Return each line containing "جميع".

══ Supplied records ══

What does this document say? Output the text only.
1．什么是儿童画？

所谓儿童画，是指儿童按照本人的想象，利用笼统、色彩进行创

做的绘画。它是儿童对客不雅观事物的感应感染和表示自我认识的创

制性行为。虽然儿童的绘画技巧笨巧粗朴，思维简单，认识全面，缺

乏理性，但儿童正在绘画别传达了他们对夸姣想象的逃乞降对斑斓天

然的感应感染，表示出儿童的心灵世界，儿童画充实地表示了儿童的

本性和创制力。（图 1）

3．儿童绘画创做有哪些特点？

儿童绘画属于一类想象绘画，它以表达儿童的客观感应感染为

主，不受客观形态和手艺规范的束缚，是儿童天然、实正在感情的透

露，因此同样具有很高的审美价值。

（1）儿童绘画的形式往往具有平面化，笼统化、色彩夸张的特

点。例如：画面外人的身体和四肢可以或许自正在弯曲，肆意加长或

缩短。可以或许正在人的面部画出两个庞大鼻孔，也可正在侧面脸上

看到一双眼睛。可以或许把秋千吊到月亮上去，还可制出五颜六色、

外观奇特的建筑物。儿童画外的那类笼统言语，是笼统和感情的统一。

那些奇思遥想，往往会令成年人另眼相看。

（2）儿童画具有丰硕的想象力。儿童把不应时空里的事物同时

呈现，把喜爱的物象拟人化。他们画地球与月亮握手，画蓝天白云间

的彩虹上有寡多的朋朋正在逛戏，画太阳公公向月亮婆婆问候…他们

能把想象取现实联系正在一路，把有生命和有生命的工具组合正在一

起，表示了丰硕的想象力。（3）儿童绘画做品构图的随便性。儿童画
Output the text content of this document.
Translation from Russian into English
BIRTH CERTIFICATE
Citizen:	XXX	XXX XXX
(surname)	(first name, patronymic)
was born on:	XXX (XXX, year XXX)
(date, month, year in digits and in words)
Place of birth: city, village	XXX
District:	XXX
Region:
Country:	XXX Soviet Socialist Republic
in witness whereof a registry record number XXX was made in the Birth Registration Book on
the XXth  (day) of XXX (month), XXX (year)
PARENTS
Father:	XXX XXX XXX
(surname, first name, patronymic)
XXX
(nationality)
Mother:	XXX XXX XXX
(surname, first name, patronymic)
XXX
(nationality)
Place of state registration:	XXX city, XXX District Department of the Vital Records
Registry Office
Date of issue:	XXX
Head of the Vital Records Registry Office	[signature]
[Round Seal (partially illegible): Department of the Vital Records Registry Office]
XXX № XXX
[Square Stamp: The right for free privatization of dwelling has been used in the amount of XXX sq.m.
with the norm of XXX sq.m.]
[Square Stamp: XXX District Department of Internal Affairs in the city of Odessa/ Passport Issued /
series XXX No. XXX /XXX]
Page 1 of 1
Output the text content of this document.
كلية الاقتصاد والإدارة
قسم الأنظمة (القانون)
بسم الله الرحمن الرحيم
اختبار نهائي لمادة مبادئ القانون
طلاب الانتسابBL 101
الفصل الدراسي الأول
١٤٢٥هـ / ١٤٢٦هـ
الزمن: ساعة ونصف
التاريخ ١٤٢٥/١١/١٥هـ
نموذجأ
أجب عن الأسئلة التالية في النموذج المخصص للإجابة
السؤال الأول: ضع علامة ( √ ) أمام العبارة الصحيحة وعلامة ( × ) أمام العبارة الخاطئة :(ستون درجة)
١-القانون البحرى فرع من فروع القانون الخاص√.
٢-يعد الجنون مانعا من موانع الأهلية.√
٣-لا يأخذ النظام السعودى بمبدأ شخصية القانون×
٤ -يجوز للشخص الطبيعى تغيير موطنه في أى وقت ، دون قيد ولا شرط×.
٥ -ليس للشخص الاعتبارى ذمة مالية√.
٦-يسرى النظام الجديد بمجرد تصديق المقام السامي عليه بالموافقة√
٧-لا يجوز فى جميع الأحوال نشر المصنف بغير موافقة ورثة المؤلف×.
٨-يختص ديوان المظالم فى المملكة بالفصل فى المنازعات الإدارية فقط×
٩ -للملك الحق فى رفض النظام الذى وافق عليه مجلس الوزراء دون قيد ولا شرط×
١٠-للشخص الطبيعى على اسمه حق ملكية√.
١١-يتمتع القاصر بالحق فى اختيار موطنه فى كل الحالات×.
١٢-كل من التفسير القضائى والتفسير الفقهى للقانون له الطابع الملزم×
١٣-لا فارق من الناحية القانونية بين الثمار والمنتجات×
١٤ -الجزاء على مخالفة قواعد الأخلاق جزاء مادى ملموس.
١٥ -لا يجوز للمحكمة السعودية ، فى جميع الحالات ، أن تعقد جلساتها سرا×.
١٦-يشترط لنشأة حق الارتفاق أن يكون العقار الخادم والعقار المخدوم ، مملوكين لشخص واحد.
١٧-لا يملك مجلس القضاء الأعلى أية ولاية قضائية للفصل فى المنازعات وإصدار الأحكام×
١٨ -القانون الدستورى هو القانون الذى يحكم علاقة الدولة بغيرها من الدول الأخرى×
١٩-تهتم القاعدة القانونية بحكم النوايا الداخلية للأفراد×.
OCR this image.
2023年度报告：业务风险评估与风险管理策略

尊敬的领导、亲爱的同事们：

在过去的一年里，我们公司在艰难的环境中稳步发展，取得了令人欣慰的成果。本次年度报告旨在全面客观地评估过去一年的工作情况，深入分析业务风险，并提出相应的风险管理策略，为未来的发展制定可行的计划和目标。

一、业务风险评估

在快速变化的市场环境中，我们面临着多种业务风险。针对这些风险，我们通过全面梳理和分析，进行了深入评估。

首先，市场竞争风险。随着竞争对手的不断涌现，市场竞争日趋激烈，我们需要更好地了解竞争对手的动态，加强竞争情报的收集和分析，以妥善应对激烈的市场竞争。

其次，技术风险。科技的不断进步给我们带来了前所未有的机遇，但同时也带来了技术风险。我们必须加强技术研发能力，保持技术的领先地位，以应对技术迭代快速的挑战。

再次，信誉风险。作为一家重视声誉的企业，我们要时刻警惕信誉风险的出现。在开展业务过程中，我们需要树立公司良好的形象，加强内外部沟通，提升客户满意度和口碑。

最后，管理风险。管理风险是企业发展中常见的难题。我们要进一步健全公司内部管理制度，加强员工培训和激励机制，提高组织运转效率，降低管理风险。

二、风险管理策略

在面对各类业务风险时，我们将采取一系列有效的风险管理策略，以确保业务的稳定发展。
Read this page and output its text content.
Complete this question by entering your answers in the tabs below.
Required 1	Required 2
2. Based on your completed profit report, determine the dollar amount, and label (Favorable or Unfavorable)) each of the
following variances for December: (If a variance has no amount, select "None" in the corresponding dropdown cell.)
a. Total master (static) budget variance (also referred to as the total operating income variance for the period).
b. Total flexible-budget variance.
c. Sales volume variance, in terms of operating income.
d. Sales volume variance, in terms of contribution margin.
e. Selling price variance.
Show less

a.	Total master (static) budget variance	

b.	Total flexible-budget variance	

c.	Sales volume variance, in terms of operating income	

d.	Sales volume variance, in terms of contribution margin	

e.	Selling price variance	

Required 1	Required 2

═══

_Written solution_.
٧-لا يجوز فى جميع الأحوال نشر المصنف بغير موافقة ورثة المؤلف×.
١٥ -لا يجوز للمحكمة السعودية ، فى جميع الحالات ، أن تعقد جلساتها سرا×.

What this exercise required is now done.